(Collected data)
---+---
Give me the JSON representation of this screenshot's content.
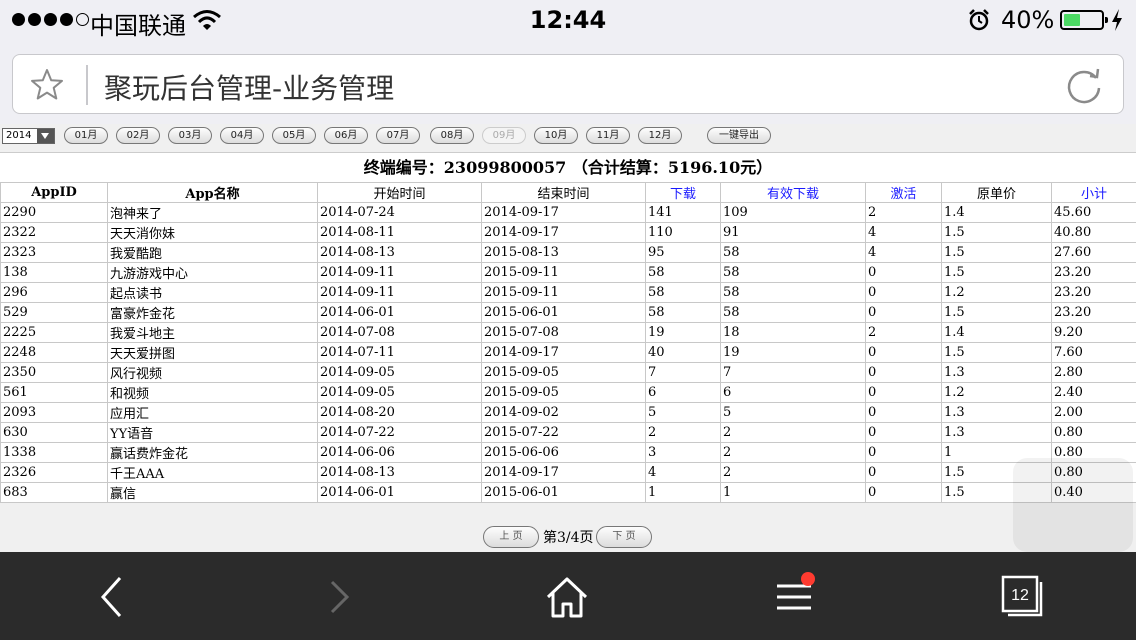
{
  "status_bar": {
    "carrier": "中国联通",
    "time": "12:44",
    "battery_percent": "40%",
    "battery_level": 0.4,
    "signal_bars": 4,
    "signal_total": 5
  },
  "browser": {
    "page_title": "聚玩后台管理-业务管理",
    "tabs_count": "12"
  },
  "month_bar": {
    "year": "2014",
    "months": [
      "01月",
      "02月",
      "03月",
      "04月",
      "05月",
      "06月",
      "07月",
      "08月",
      "09月",
      "10月",
      "11月",
      "12月"
    ],
    "disabled_month": "09月",
    "export_label": "一键导出"
  },
  "report": {
    "caption": "终端编号：23099800057 （合计结算：5196.10元）",
    "columns": [
      "AppID",
      "App名称",
      "开始时间",
      "结束时间",
      "下载",
      "有效下载",
      "激活",
      "原单价",
      "小计"
    ],
    "rows": [
      [
        "2290",
        "泡神来了",
        "2014-07-24",
        "2014-09-17",
        "141",
        "109",
        "2",
        "1.4",
        "45.60"
      ],
      [
        "2322",
        "天天消你妹",
        "2014-08-11",
        "2014-09-17",
        "110",
        "91",
        "4",
        "1.5",
        "40.80"
      ],
      [
        "2323",
        "我爱酷跑",
        "2014-08-13",
        "2015-08-13",
        "95",
        "58",
        "4",
        "1.5",
        "27.60"
      ],
      [
        "138",
        "九游游戏中心",
        "2014-09-11",
        "2015-09-11",
        "58",
        "58",
        "0",
        "1.5",
        "23.20"
      ],
      [
        "296",
        "起点读书",
        "2014-09-11",
        "2015-09-11",
        "58",
        "58",
        "0",
        "1.2",
        "23.20"
      ],
      [
        "529",
        "富豪炸金花",
        "2014-06-01",
        "2015-06-01",
        "58",
        "58",
        "0",
        "1.5",
        "23.20"
      ],
      [
        "2225",
        "我爱斗地主",
        "2014-07-08",
        "2015-07-08",
        "19",
        "18",
        "2",
        "1.4",
        "9.20"
      ],
      [
        "2248",
        "天天爱拼图",
        "2014-07-11",
        "2014-09-17",
        "40",
        "19",
        "0",
        "1.5",
        "7.60"
      ],
      [
        "2350",
        "风行视频",
        "2014-09-05",
        "2015-09-05",
        "7",
        "7",
        "0",
        "1.3",
        "2.80"
      ],
      [
        "561",
        "和视频",
        "2014-09-05",
        "2015-09-05",
        "6",
        "6",
        "0",
        "1.2",
        "2.40"
      ],
      [
        "2093",
        "应用汇",
        "2014-08-20",
        "2014-09-02",
        "5",
        "5",
        "0",
        "1.3",
        "2.00"
      ],
      [
        "630",
        "YY语音",
        "2014-07-22",
        "2015-07-22",
        "2",
        "2",
        "0",
        "1.3",
        "0.80"
      ],
      [
        "1338",
        "赢话费炸金花",
        "2014-06-06",
        "2015-06-06",
        "3",
        "2",
        "0",
        "1",
        "0.80"
      ],
      [
        "2326",
        "千王AAA",
        "2014-08-13",
        "2014-09-17",
        "4",
        "2",
        "0",
        "1.5",
        "0.80"
      ],
      [
        "683",
        "赢信",
        "2014-06-01",
        "2015-06-01",
        "1",
        "1",
        "0",
        "1.5",
        "0.40"
      ]
    ]
  },
  "pager": {
    "prev_label": "上 页",
    "indicator": "第3/4页",
    "next_label": "下 页"
  },
  "colors": {
    "link_header": "#1a1aff",
    "toolbar_bg": "#2b2b2b",
    "badge": "#ff3b30",
    "battery_fill": "#4cd964"
  }
}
---+---
◆ **Stated exercise**
Repeat each entry exactly. Pictures do not belong in the copy.

◆ **The answer**
Give me the JSON representation of this screenshot's content.
{
  "status_bar": {
    "carrier": "中国联通",
    "time": "12:44",
    "battery_percent": "40%",
    "battery_level": 0.4,
    "signal_bars": 4,
    "signal_total": 5
  },
  "browser": {
    "page_title": "聚玩后台管理-业务管理",
    "tabs_count": "12"
  },
  "month_bar": {
    "year": "2014",
    "months": [
      "01月",
      "02月",
      "03月",
      "04月",
      "05月",
      "06月",
      "07月",
      "08月",
      "09月",
      "10月",
      "11月",
      "12月"
    ],
    "disabled_month": "09月",
    "export_label": "一键导出"
  },
  "report": {
    "caption": "终端编号：23099800057 （合计结算：5196.10元）",
    "columns": [
      "AppID",
      "App名称",
      "开始时间",
      "结束时间",
      "下载",
      "有效下载",
      "激活",
      "原单价",
      "小计"
    ],
    "rows": [
      [
        "2290",
        "泡神来了",
        "2014-07-24",
        "2014-09-17",
        "141",
        "109",
        "2",
        "1.4",
        "45.60"
      ],
      [
        "2322",
        "天天消你妹",
        "2014-08-11",
        "2014-09-17",
        "110",
        "91",
        "4",
        "1.5",
        "40.80"
      ],
      [
        "2323",
        "我爱酷跑",
        "2014-08-13",
        "2015-08-13",
        "95",
        "58",
        "4",
        "1.5",
        "27.60"
      ],
      [
        "138",
        "九游游戏中心",
        "2014-09-11",
        "2015-09-11",
        "58",
        "58",
        "0",
        "1.5",
        "23.20"
      ],
      [
        "296",
        "起点读书",
        "2014-09-11",
        "2015-09-11",
        "58",
        "58",
        "0",
        "1.2",
        "23.20"
      ],
      [
        "529",
        "富豪炸金花",
        "2014-06-01",
        "2015-06-01",
        "58",
        "58",
        "0",
        "1.5",
        "23.20"
      ],
      [
        "2225",
        "我爱斗地主",
        "2014-07-08",
        "2015-07-08",
        "19",
        "18",
        "2",
        "1.4",
        "9.20"
      ],
      [
        "2248",
        "天天爱拼图",
        "2014-07-11",
        "2014-09-17",
        "40",
        "19",
        "0",
        "1.5",
        "7.60"
      ],
      [
        "2350",
        "风行视频",
        "2014-09-05",
        "2015-09-05",
        "7",
        "7",
        "0",
        "1.3",
        "2.80"
      ],
      [
        "561",
        "和视频",
        "2014-09-05",
        "2015-09-05",
        "6",
        "6",
        "0",
        "1.2",
        "2.40"
      ],
      [
        "2093",
        "应用汇",
        "2014-08-20",
        "2014-09-02",
        "5",
        "5",
        "0",
        "1.3",
        "2.00"
      ],
      [
        "630",
        "YY语音",
        "2014-07-22",
        "2015-07-22",
        "2",
        "2",
        "0",
        "1.3",
        "0.80"
      ],
      [
        "1338",
        "赢话费炸金花",
        "2014-06-06",
        "2015-06-06",
        "3",
        "2",
        "0",
        "1",
        "0.80"
      ],
      [
        "2326",
        "千王AAA",
        "2014-08-13",
        "2014-09-17",
        "4",
        "2",
        "0",
        "1.5",
        "0.80"
      ],
      [
        "683",
        "赢信",
        "2014-06-01",
        "2015-06-01",
        "1",
        "1",
        "0",
        "1.5",
        "0.40"
      ]
    ]
  },
  "pager": {
    "prev_label": "上 页",
    "indicator": "第3/4页",
    "next_label": "下 页"
  },
  "colors": {
    "link_header": "#1a1aff",
    "toolbar_bg": "#2b2b2b",
    "badge": "#ff3b30",
    "battery_fill": "#4cd964"
  }
}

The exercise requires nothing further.